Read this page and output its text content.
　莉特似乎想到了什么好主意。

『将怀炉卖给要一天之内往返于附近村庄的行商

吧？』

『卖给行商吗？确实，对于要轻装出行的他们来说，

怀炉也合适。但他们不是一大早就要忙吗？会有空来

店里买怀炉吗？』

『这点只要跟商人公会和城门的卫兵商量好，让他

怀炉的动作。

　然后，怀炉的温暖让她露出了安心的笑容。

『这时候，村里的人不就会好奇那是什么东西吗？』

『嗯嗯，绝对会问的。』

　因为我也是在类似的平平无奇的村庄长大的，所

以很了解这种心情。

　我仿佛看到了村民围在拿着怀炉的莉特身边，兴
################
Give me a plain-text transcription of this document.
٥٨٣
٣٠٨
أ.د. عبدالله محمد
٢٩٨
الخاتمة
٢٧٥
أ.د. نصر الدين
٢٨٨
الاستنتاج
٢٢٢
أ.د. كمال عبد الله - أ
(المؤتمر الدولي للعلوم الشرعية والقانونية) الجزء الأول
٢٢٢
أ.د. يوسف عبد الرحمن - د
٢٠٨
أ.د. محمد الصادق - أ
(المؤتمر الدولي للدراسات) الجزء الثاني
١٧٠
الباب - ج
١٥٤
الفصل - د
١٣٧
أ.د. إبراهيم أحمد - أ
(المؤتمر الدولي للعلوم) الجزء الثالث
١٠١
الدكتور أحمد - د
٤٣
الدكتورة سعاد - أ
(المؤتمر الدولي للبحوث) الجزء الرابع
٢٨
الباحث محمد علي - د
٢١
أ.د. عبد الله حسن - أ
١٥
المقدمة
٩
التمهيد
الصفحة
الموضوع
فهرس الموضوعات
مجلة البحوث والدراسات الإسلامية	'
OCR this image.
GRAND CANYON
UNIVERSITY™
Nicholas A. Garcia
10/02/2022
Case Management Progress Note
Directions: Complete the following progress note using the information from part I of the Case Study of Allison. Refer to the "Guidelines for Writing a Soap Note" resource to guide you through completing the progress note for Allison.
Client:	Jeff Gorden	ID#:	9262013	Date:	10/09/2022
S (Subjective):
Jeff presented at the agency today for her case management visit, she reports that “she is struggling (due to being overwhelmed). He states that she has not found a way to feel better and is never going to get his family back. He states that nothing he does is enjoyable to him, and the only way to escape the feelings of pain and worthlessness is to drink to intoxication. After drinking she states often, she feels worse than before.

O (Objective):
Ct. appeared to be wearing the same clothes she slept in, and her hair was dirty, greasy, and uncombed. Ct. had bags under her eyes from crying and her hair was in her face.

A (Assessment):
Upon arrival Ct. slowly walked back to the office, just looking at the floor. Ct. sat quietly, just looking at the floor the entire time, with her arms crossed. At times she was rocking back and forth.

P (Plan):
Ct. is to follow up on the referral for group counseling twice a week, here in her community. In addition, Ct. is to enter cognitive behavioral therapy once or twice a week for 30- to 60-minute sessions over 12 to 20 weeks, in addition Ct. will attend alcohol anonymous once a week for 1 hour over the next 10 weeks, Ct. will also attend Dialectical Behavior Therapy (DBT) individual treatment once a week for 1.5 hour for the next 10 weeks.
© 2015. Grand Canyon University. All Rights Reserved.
################
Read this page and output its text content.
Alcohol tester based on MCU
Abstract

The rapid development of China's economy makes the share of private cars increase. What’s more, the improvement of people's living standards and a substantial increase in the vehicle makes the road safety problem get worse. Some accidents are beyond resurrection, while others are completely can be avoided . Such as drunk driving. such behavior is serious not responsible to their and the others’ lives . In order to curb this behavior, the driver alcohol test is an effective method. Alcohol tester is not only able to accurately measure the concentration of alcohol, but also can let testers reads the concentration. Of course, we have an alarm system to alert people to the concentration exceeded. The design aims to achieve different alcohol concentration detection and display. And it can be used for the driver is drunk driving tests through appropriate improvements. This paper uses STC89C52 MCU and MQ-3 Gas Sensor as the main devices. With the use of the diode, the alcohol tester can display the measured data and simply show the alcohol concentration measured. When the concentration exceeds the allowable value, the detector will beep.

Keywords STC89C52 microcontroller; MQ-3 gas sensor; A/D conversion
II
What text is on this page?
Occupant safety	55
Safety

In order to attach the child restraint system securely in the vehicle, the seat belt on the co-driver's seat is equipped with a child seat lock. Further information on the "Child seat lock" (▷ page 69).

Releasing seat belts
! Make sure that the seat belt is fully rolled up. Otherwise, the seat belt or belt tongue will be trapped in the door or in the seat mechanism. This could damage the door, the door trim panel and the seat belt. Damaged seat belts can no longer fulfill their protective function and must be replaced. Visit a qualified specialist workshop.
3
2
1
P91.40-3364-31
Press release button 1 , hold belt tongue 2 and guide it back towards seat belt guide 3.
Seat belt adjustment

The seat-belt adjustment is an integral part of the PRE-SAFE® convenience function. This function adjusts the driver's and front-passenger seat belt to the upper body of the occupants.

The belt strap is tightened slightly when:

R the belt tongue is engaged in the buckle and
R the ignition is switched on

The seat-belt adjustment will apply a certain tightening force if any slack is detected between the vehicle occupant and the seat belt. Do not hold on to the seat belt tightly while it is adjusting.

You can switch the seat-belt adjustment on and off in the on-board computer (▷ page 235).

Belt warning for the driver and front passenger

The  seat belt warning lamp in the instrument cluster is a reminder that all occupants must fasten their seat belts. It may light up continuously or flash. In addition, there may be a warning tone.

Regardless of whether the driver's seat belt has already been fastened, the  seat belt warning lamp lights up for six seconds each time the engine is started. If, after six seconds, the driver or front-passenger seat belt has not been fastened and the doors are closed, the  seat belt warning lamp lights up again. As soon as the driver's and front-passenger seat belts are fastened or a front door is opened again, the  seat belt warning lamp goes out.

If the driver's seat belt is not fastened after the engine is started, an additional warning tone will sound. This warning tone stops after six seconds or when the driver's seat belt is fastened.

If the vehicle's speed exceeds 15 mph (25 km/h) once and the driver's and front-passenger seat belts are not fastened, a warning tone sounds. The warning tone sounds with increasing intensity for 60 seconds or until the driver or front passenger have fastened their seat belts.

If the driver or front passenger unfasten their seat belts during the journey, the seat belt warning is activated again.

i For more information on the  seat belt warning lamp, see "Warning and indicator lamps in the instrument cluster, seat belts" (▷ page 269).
################
▶ DESCRIPTION OF THE TASK
Gather from the data above every line with the string "guide".

▶ TASK ANSWER
Directions: Complete the following progress note using the information from part I of the Case Study of Allison. Refer to the "Guidelines for Writing a Soap Note" resource to guide you through completing the progress note for Allison.
Press release button 1 , hold belt tongue 2 and guide it back towards seat belt guide 3.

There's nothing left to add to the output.